◆ **What is required**
Retype the complete listing exactly as it appears.

-- BEGIN --

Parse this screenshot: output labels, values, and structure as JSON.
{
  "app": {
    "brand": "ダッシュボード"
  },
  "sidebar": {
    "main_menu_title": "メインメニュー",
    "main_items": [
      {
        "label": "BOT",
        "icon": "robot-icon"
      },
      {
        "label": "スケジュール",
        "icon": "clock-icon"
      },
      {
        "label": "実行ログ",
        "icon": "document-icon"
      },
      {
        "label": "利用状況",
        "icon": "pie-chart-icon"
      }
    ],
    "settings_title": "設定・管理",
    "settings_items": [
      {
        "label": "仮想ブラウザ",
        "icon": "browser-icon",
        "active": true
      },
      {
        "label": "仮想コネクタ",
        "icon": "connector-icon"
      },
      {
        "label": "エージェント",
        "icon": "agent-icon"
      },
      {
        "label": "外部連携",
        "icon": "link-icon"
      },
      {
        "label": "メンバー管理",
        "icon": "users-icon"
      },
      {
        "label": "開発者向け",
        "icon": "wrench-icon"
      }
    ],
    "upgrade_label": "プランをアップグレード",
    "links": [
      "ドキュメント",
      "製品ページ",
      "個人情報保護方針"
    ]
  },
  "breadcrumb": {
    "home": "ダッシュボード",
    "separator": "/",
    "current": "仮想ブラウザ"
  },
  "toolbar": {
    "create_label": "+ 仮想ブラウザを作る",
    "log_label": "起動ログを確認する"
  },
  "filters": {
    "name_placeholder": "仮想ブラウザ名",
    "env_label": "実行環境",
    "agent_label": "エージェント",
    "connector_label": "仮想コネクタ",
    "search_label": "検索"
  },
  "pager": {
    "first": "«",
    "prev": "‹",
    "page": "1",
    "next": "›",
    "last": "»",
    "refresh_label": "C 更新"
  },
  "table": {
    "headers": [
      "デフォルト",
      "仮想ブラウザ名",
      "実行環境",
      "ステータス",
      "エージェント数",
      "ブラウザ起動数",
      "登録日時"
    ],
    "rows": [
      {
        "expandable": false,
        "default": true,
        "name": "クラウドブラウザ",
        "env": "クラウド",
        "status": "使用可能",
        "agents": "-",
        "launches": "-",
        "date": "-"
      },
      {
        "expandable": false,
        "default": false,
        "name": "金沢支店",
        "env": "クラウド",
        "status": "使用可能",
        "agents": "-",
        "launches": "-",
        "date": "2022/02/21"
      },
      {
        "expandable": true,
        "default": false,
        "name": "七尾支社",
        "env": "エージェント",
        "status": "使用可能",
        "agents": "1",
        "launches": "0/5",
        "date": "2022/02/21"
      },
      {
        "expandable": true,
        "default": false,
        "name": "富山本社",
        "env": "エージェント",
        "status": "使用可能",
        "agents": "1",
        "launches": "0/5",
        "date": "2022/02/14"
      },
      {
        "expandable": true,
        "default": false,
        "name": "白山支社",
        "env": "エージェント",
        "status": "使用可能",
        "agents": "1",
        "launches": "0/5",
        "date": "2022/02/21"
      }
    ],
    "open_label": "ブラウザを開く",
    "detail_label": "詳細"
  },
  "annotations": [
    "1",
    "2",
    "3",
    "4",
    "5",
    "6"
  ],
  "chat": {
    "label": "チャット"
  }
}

-- END --

◆ **Complete response**
Parse this screenshot: output labels, values, and structure as JSON.
{
  "app": {
    "brand": "ダッシュボード"
  },
  "sidebar": {
    "main_menu_title": "メインメニュー",
    "main_items": [
      {
        "label": "BOT",
        "icon": "robot-icon"
      },
      {
        "label": "スケジュール",
        "icon": "clock-icon"
      },
      {
        "label": "実行ログ",
        "icon": "document-icon"
      },
      {
        "label": "利用状況",
        "icon": "pie-chart-icon"
      }
    ],
    "settings_title": "設定・管理",
    "settings_items": [
      {
        "label": "仮想ブラウザ",
        "icon": "browser-icon",
        "active": true
      },
      {
        "label": "仮想コネクタ",
        "icon": "connector-icon"
      },
      {
        "label": "エージェント",
        "icon": "agent-icon"
      },
      {
        "label": "外部連携",
        "icon": "link-icon"
      },
      {
        "label": "メンバー管理",
        "icon": "users-icon"
      },
      {
        "label": "開発者向け",
        "icon": "wrench-icon"
      }
    ],
    "upgrade_label": "プランをアップグレード",
    "links": [
      "ドキュメント",
      "製品ページ",
      "個人情報保護方針"
    ]
  },
  "breadcrumb": {
    "home": "ダッシュボード",
    "separator": "/",
    "current": "仮想ブラウザ"
  },
  "toolbar": {
    "create_label": "+ 仮想ブラウザを作る",
    "log_label": "起動ログを確認する"
  },
  "filters": {
    "name_placeholder": "仮想ブラウザ名",
    "env_label": "実行環境",
    "agent_label": "エージェント",
    "connector_label": "仮想コネクタ",
    "search_label": "検索"
  },
  "pager": {
    "first": "«",
    "prev": "‹",
    "page": "1",
    "next": "›",
    "last": "»",
    "refresh_label": "C 更新"
  },
  "table": {
    "headers": [
      "デフォルト",
      "仮想ブラウザ名",
      "実行環境",
      "ステータス",
      "エージェント数",
      "ブラウザ起動数",
      "登録日時"
    ],
    "rows": [
      {
        "expandable": false,
        "default": true,
        "name": "クラウドブラウザ",
        "env": "クラウド",
        "status": "使用可能",
        "agents": "-",
        "launches": "-",
        "date": "-"
      },
      {
        "expandable": false,
        "default": false,
        "name": "金沢支店",
        "env": "クラウド",
        "status": "使用可能",
        "agents": "-",
        "launches": "-",
        "date": "2022/02/21"
      },
      {
        "expandable": true,
        "default": false,
        "name": "七尾支社",
        "env": "エージェント",
        "status": "使用可能",
        "agents": "1",
        "launches": "0/5",
        "date": "2022/02/21"
      },
      {
        "expandable": true,
        "default": false,
        "name": "富山本社",
        "env": "エージェント",
        "status": "使用可能",
        "agents": "1",
        "launches": "0/5",
        "date": "2022/02/14"
      },
      {
        "expandable": true,
        "default": false,
        "name": "白山支社",
        "env": "エージェント",
        "status": "使用可能",
        "agents": "1",
        "launches": "0/5",
        "date": "2022/02/21"
      }
    ],
    "open_label": "ブラウザを開く",
    "detail_label": "詳細"
  },
  "annotations": [
    "1",
    "2",
    "3",
    "4",
    "5",
    "6"
  ],
  "chat": {
    "label": "チャット"
  }
}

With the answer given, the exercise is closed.